## Begin Exercise data

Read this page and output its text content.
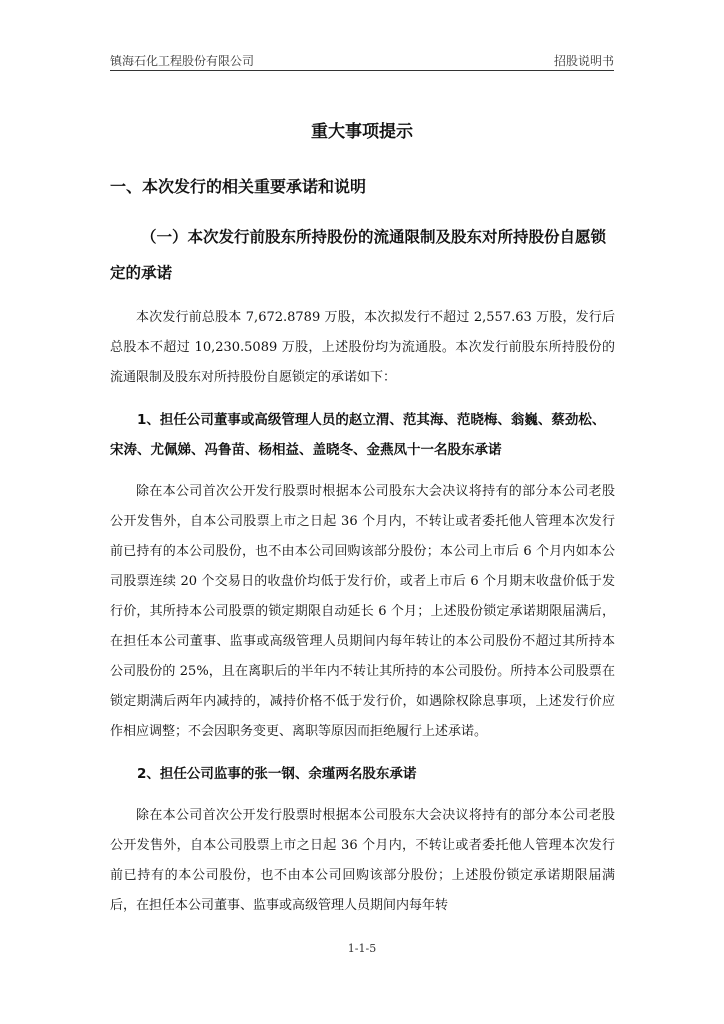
镇海石化工程股份有限公司	招股说明书
重大事项提示
一、本次发行的相关重要承诺和说明
（一）本次发行前股东所持股份的流通限制及股东对所持股份自愿锁定的承诺
本次发行前总股本 7,672.8789 万股，本次拟发行不超过 2,557.63 万股，发行后总股本不超过 10,230.5089 万股，上述股份均为流通股。本次发行前股东所持股份的流通限制及股东对所持股份自愿锁定的承诺如下：
1、担任公司董事或高级管理人员的赵立渭、范其海、范晓梅、翁巍、蔡劲松、宋涛、尤佩娣、冯鲁苗、杨相益、盖晓冬、金燕凤十一名股东承诺
除在本公司首次公开发行股票时根据本公司股东大会决议将持有的部分本公司老股公开发售外，自本公司股票上市之日起 36 个月内，不转让或者委托他人管理本次发行前已持有的本公司股份，也不由本公司回购该部分股份；本公司上市后 6 个月内如本公司股票连续 20 个交易日的收盘价均低于发行价，或者上市后 6 个月期末收盘价低于发行价，其所持本公司股票的锁定期限自动延长 6 个月；上述股份锁定承诺期限届满后，在担任本公司董事、监事或高级管理人员期间内每年转让的本公司股份不超过其所持本公司股份的 25%，且在离职后的半年内不转让其所持的本公司股份。所持本公司股票在锁定期满后两年内减持的，减持价格不低于发行价，如遇除权除息事项，上述发行价应作相应调整；不会因职务变更、离职等原因而拒绝履行上述承诺。
2、担任公司监事的张一钢、余瑾两名股东承诺
除在本公司首次公开发行股票时根据本公司股东大会决议将持有的部分本公司老股公开发售外，自本公司股票上市之日起 36 个月内，不转让或者委托他人管理本次发行前已持有的本公司股份，也不由本公司回购该部分股份；上述股份锁定承诺期限届满后，在担任本公司董事、监事或高级管理人员期间内每年转
1-1-5
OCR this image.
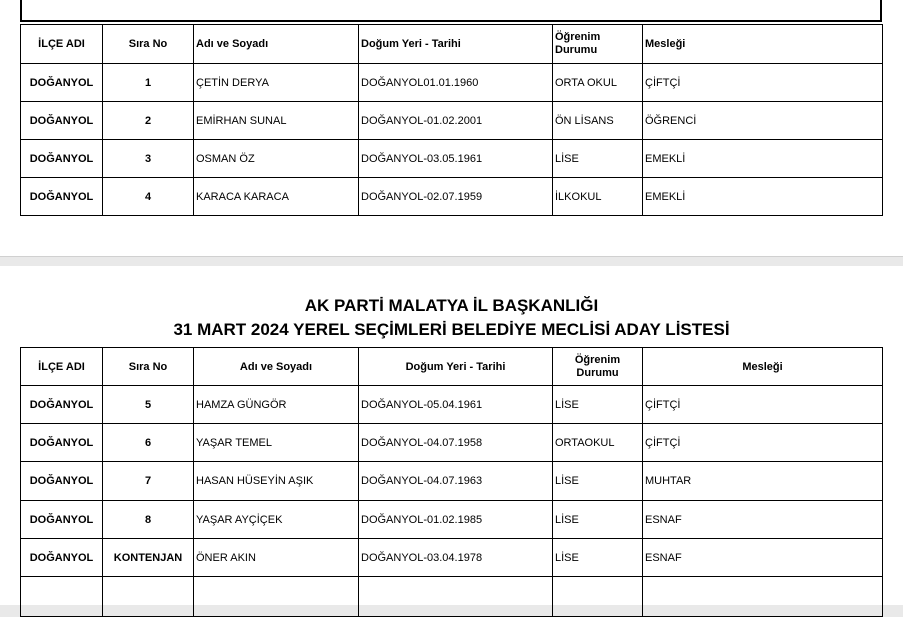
İLÇE ADI	Sıra No	Adı ve Soyadı	Doğum Yeri - Tarihi	Öğrenim Durumu	Mesleği
DOĞANYOL	1	ÇETİN DERYA	DOĞANYOL01.01.1960	ORTA OKUL	ÇİFTÇİ
DOĞANYOL	2	EMİRHAN SUNAL	DOĞANYOL-01.02.2001	ÖN LİSANS	ÖĞRENCİ
DOĞANYOL	3	OSMAN ÖZ	DOĞANYOL-03.05.1961	LİSE	EMEKLİ
DOĞANYOL	4	KARACA KARACA	DOĞANYOL-02.07.1959	İLKOKUL	EMEKLİ
AK PARTİ MALATYA İL BAŞKANLIĞI
31 MART 2024 YEREL SEÇİMLERİ BELEDİYE MECLİSİ ADAY LİSTESİ
İLÇE ADI	Sıra No	Adı ve Soyadı	Doğum Yeri - Tarihi	Öğrenim Durumu	Mesleği
DOĞANYOL	5	HAMZA GÜNGÖR	DOĞANYOL-05.04.1961	LİSE	ÇİFTÇİ
DOĞANYOL	6	YAŞAR TEMEL	DOĞANYOL-04.07.1958	ORTAOKUL	ÇİFTÇİ
DOĞANYOL	7	HASAN HÜSEYİN AŞIK	DOĞANYOL-04.07.1963	LİSE	MUHTAR
DOĞANYOL	8	YAŞAR AYÇİÇEK	DOĞANYOL-01.02.1985	LİSE	ESNAF
DOĞANYOL	KONTENJAN	ÖNER AKIN	DOĞANYOL-03.04.1978	LİSE	ESNAF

## End Exercise data

◆ What is expected:
Check each line above for the word "EMEKLİ", and copy the lines where it appears.

◆ Output for this task:
DOĞANYOL	3	OSMAN ÖZ	DOĞANYOL-03.05.1961	LİSE	EMEKLİ
DOĞANYOL	4	KARACA KARACA	DOĞANYOL-02.07.1959	İLKOKUL	EMEKLİ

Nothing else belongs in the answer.